[Recorded data]
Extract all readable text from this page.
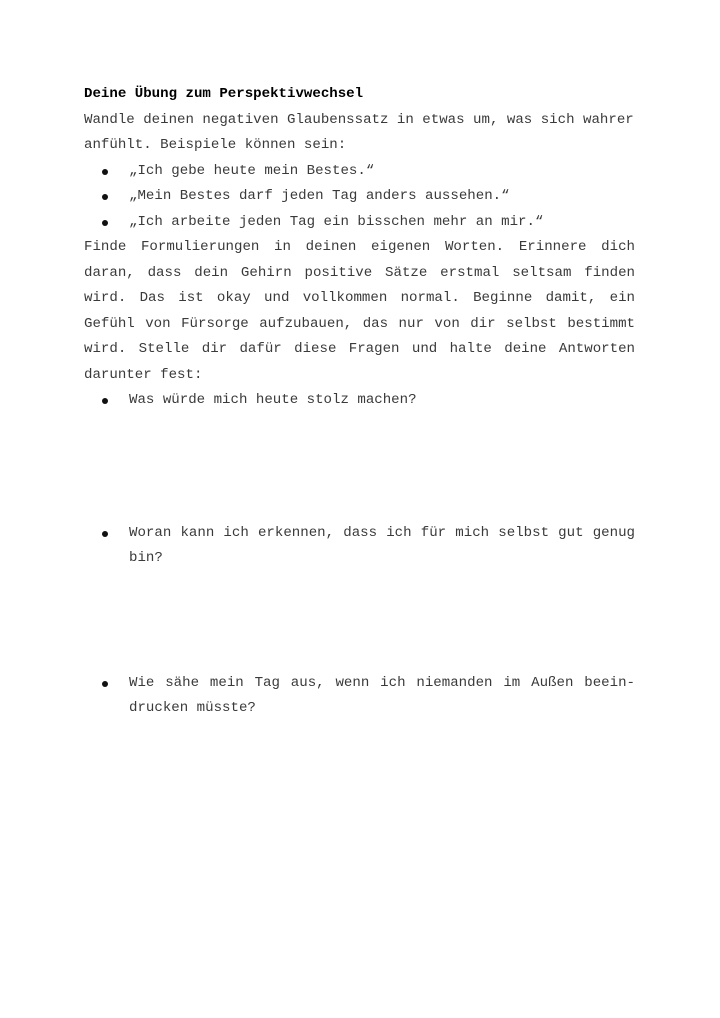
Deine Übung zum Perspektivwechsel

Wandle deinen negativen Glaubenssatz in etwas um, was sich wahrer anfühlt. Beispiele können sein:

„Ich gebe heute mein Bestes.“
„Mein Bestes darf jeden Tag anders aussehen.“
„Ich arbeite jeden Tag ein bisschen mehr an mir.“

Finde Formulierungen in deinen eigenen Worten. Erinnere dich daran, dass dein Gehirn positive Sätze erstmal seltsam finden wird. Das ist okay und vollkommen normal. Beginne damit, ein Gefühl von Fürsorge aufzubauen, das nur von dir selbst bestimmt wird. Stelle dir dafür diese Fragen und halte deine Antworten darunter fest:

Was würde mich heute stolz machen?
Woran kann ich erkennen, dass ich für mich selbst gut genug bin?
Wie sähe mein Tag aus, wenn ich niemanden im Außen beein-drucken müsste?
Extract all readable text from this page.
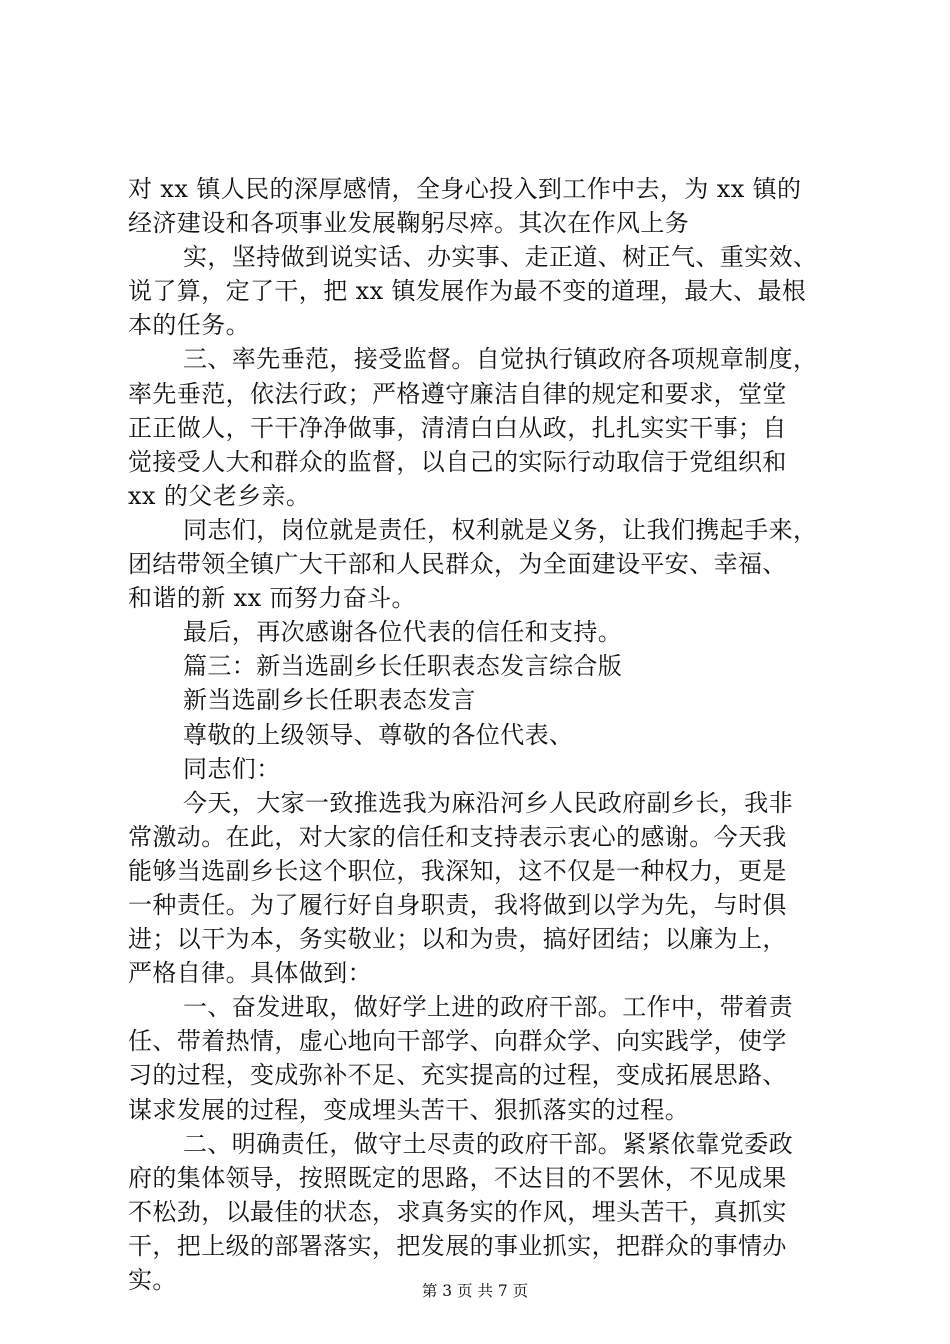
对 xx 镇人民的深厚感情，全身心投入到工作中去，为 xx 镇的
经济建设和各项事业发展鞠躬尽瘁。其次在作风上务
实，坚持做到说实话、办实事、走正道、树正气、重实效、
说了算，定了干，把 xx 镇发展作为最不变的道理，最大、最根
本的任务。
三、率先垂范，接受监督。自觉执行镇政府各项规章制度，
率先垂范，依法行政；严格遵守廉洁自律的规定和要求，堂堂
正正做人，干干净净做事，清清白白从政，扎扎实实干事；自
觉接受人大和群众的监督，以自己的实际行动取信于党组织和
xx 的父老乡亲。
同志们，岗位就是责任，权利就是义务，让我们携起手来，
团结带领全镇广大干部和人民群众，为全面建设平安、幸福、
和谐的新 xx 而努力奋斗。
最后，再次感谢各位代表的信任和支持。
篇三：新当选副乡长任职表态发言综合版
新当选副乡长任职表态发言
尊敬的上级领导、尊敬的各位代表、
同志们：
今天，大家一致推选我为麻沿河乡人民政府副乡长，我非
常激动。在此，对大家的信任和支持表示衷心的感谢。今天我
能够当选副乡长这个职位，我深知，这不仅是一种权力，更是
一种责任。为了履行好自身职责，我将做到以学为先，与时俱
进；以干为本，务实敬业；以和为贵，搞好团结；以廉为上，
严格自律。具体做到：
一、奋发进取，做好学上进的政府干部。工作中，带着责
任、带着热情，虚心地向干部学、向群众学、向实践学，使学
习的过程，变成弥补不足、充实提高的过程，变成拓展思路、
谋求发展的过程，变成埋头苦干、狠抓落实的过程。
二、明确责任，做守土尽责的政府干部。紧紧依靠党委政
府的集体领导，按照既定的思路，不达目的不罢休，不见成果
不松劲，以最佳的状态，求真务实的作风，埋头苦干，真抓实
干，把上级的部署落实，把发展的事业抓实，把群众的事情办
实。	第 3 页 共 7 页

__Prompt__:
Tally the lines of the material above that contain the word "selbst" and report the total alone.

__Exercise solution__:
2